## PROMPT
Give every entry again, word for word.

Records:
————

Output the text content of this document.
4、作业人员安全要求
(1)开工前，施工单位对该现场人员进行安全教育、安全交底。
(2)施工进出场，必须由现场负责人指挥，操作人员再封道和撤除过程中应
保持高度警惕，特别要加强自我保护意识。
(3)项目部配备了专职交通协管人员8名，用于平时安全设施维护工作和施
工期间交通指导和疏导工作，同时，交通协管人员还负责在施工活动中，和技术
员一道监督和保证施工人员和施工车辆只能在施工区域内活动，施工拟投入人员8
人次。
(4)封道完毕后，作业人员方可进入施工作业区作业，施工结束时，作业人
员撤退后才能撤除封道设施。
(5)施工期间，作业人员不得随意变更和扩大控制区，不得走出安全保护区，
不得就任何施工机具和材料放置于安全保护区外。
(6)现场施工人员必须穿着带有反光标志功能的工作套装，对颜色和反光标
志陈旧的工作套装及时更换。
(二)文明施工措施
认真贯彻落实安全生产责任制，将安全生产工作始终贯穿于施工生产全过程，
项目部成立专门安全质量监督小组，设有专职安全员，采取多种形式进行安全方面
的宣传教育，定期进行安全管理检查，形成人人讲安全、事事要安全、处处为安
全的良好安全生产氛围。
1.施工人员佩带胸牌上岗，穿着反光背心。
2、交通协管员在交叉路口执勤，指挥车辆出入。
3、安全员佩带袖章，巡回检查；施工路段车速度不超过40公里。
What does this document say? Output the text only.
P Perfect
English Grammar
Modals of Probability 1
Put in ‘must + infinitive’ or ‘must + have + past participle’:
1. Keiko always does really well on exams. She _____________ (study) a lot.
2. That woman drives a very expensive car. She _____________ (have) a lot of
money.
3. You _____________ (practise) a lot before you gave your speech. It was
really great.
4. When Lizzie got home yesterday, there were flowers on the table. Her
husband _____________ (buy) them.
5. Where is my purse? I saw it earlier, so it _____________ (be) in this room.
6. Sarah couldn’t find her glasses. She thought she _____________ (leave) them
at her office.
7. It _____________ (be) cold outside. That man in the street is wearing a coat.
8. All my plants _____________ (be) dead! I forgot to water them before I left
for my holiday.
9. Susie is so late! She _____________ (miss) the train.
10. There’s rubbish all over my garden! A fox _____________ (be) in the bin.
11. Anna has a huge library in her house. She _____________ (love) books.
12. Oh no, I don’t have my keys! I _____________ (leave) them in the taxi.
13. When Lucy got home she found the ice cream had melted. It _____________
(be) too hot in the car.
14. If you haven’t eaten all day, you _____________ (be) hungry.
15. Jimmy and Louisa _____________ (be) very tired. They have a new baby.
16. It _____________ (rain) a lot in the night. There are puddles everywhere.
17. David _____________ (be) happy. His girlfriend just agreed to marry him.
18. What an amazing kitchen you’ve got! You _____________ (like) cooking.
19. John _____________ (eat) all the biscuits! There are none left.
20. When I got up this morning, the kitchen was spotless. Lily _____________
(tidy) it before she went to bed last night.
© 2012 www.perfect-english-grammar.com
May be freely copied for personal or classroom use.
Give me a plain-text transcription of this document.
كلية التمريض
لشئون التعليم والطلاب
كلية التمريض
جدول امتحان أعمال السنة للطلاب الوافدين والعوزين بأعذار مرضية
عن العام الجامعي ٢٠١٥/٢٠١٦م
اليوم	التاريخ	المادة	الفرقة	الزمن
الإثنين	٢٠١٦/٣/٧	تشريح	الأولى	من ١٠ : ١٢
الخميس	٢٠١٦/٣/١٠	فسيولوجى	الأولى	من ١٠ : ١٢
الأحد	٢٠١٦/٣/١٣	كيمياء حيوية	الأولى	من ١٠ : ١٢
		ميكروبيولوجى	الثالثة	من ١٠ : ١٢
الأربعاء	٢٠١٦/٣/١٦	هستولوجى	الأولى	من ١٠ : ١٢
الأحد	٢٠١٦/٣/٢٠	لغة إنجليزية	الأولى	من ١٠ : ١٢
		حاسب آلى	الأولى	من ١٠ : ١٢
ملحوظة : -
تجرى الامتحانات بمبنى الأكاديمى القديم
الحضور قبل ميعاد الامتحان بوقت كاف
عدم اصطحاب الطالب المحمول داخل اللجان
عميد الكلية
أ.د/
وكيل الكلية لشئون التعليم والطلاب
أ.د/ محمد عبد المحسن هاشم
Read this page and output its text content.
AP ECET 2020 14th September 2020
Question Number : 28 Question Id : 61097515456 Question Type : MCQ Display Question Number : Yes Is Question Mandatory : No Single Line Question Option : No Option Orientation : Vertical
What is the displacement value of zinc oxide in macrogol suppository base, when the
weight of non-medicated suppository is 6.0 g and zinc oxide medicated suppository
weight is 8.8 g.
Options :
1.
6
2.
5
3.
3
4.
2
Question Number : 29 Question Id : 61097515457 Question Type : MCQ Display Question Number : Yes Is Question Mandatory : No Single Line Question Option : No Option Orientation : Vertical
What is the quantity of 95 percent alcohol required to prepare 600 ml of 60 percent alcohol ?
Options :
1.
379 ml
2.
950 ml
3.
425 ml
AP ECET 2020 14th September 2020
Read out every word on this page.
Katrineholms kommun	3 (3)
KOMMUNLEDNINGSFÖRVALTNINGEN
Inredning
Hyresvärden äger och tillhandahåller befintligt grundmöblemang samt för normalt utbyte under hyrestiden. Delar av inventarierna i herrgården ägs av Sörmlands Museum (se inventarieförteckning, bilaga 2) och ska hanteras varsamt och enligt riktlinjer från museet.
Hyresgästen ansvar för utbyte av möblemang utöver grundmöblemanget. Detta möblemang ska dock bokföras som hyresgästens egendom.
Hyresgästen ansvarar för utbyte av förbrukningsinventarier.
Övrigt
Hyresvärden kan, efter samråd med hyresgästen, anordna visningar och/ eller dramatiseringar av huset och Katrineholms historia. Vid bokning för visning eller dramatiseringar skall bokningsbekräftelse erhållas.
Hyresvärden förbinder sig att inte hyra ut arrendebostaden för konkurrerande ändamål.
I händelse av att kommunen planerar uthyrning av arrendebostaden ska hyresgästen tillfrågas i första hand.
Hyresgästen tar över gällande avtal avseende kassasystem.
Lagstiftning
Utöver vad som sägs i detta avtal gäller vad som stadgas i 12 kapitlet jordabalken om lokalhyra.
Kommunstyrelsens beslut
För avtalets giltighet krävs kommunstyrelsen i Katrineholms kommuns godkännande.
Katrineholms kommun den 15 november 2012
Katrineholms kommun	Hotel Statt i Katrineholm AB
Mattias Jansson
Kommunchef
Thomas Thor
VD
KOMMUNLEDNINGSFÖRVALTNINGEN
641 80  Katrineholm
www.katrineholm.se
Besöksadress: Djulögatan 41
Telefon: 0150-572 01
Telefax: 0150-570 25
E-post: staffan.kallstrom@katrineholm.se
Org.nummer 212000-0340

————

## TASK RESPONSE
Output the text content of this document.
4、作业人员安全要求
(1)开工前，施工单位对该现场人员进行安全教育、安全交底。
(2)施工进出场，必须由现场负责人指挥，操作人员再封道和撤除过程中应
保持高度警惕，特别要加强自我保护意识。
(3)项目部配备了专职交通协管人员8名，用于平时安全设施维护工作和施
工期间交通指导和疏导工作，同时，交通协管人员还负责在施工活动中，和技术
员一道监督和保证施工人员和施工车辆只能在施工区域内活动，施工拟投入人员8
人次。
(4)封道完毕后，作业人员方可进入施工作业区作业，施工结束时，作业人
员撤退后才能撤除封道设施。
(5)施工期间，作业人员不得随意变更和扩大控制区，不得走出安全保护区，
不得就任何施工机具和材料放置于安全保护区外。
(6)现场施工人员必须穿着带有反光标志功能的工作套装，对颜色和反光标
志陈旧的工作套装及时更换。
(二)文明施工措施
认真贯彻落实安全生产责任制，将安全生产工作始终贯穿于施工生产全过程，
项目部成立专门安全质量监督小组，设有专职安全员，采取多种形式进行安全方面
的宣传教育，定期进行安全管理检查，形成人人讲安全、事事要安全、处处为安
全的良好安全生产氛围。
1.施工人员佩带胸牌上岗，穿着反光背心。
2、交通协管员在交叉路口执勤，指挥车辆出入。
3、安全员佩带袖章，巡回检查；施工路段车速度不超过40公里。
What does this document say? Output the text only.
P Perfect
English Grammar
Modals of Probability 1
Put in ‘must + infinitive’ or ‘must + have + past participle’:
1. Keiko always does really well on exams. She _____________ (study) a lot.
2. That woman drives a very expensive car. She _____________ (have) a lot of
money.
3. You _____________ (practise) a lot before you gave your speech. It was
really great.
4. When Lizzie got home yesterday, there were flowers on the table. Her
husband _____________ (buy) them.
5. Where is my purse? I saw it earlier, so it _____________ (be) in this room.
6. Sarah couldn’t find her glasses. She thought she _____________ (leave) them
at her office.
7. It _____________ (be) cold outside. That man in the street is wearing a coat.
8. All my plants _____________ (be) dead! I forgot to water them before I left
for my holiday.
9. Susie is so late! She _____________ (miss) the train.
10. There’s rubbish all over my garden! A fox _____________ (be) in the bin.
11. Anna has a huge library in her house. She _____________ (love) books.
12. Oh no, I don’t have my keys! I _____________ (leave) them in the taxi.
13. When Lucy got home she found the ice cream had melted. It _____________
(be) too hot in the car.
14. If you haven’t eaten all day, you _____________ (be) hungry.
15. Jimmy and Louisa _____________ (be) very tired. They have a new baby.
16. It _____________ (rain) a lot in the night. There are puddles everywhere.
17. David _____________ (be) happy. His girlfriend just agreed to marry him.
18. What an amazing kitchen you’ve got! You _____________ (like) cooking.
19. John _____________ (eat) all the biscuits! There are none left.
20. When I got up this morning, the kitchen was spotless. Lily _____________
(tidy) it before she went to bed last night.
© 2012 www.perfect-english-grammar.com
May be freely copied for personal or classroom use.
Give me a plain-text transcription of this document.
كلية التمريض
لشئون التعليم والطلاب
كلية التمريض
جدول امتحان أعمال السنة للطلاب الوافدين والعوزين بأعذار مرضية
عن العام الجامعي ٢٠١٥/٢٠١٦م
اليوم	التاريخ	المادة	الفرقة	الزمن
الإثنين	٢٠١٦/٣/٧	تشريح	الأولى	من ١٠ : ١٢
الخميس	٢٠١٦/٣/١٠	فسيولوجى	الأولى	من ١٠ : ١٢
الأحد	٢٠١٦/٣/١٣	كيمياء حيوية	الأولى	من ١٠ : ١٢
		ميكروبيولوجى	الثالثة	من ١٠ : ١٢
الأربعاء	٢٠١٦/٣/١٦	هستولوجى	الأولى	من ١٠ : ١٢
الأحد	٢٠١٦/٣/٢٠	لغة إنجليزية	الأولى	من ١٠ : ١٢
		حاسب آلى	الأولى	من ١٠ : ١٢
ملحوظة : -
تجرى الامتحانات بمبنى الأكاديمى القديم
الحضور قبل ميعاد الامتحان بوقت كاف
عدم اصطحاب الطالب المحمول داخل اللجان
عميد الكلية
أ.د/
وكيل الكلية لشئون التعليم والطلاب
أ.د/ محمد عبد المحسن هاشم
Read this page and output its text content.
AP ECET 2020 14th September 2020
Question Number : 28 Question Id : 61097515456 Question Type : MCQ Display Question Number : Yes Is Question Mandatory : No Single Line Question Option : No Option Orientation : Vertical
What is the displacement value of zinc oxide in macrogol suppository base, when the
weight of non-medicated suppository is 6.0 g and zinc oxide medicated suppository
weight is 8.8 g.
Options :
1.
6
2.
5
3.
3
4.
2
Question Number : 29 Question Id : 61097515457 Question Type : MCQ Display Question Number : Yes Is Question Mandatory : No Single Line Question Option : No Option Orientation : Vertical
What is the quantity of 95 percent alcohol required to prepare 600 ml of 60 percent alcohol ?
Options :
1.
379 ml
2.
950 ml
3.
425 ml
AP ECET 2020 14th September 2020
Read out every word on this page.
Katrineholms kommun	3 (3)
KOMMUNLEDNINGSFÖRVALTNINGEN
Inredning
Hyresvärden äger och tillhandahåller befintligt grundmöblemang samt för normalt utbyte under hyrestiden. Delar av inventarierna i herrgården ägs av Sörmlands Museum (se inventarieförteckning, bilaga 2) och ska hanteras varsamt och enligt riktlinjer från museet.
Hyresgästen ansvar för utbyte av möblemang utöver grundmöblemanget. Detta möblemang ska dock bokföras som hyresgästens egendom.
Hyresgästen ansvarar för utbyte av förbrukningsinventarier.
Övrigt
Hyresvärden kan, efter samråd med hyresgästen, anordna visningar och/ eller dramatiseringar av huset och Katrineholms historia. Vid bokning för visning eller dramatiseringar skall bokningsbekräftelse erhållas.
Hyresvärden förbinder sig att inte hyra ut arrendebostaden för konkurrerande ändamål.
I händelse av att kommunen planerar uthyrning av arrendebostaden ska hyresgästen tillfrågas i första hand.
Hyresgästen tar över gällande avtal avseende kassasystem.
Lagstiftning
Utöver vad som sägs i detta avtal gäller vad som stadgas i 12 kapitlet jordabalken om lokalhyra.
Kommunstyrelsens beslut
För avtalets giltighet krävs kommunstyrelsen i Katrineholms kommuns godkännande.
Katrineholms kommun den 15 november 2012
Katrineholms kommun	Hotel Statt i Katrineholm AB
Mattias Jansson
Kommunchef
Thomas Thor
VD
KOMMUNLEDNINGSFÖRVALTNINGEN
641 80  Katrineholm
www.katrineholm.se
Besöksadress: Djulögatan 41
Telefon: 0150-572 01
Telefax: 0150-570 25
E-post: staffan.kallstrom@katrineholm.se
Org.nummer 212000-0340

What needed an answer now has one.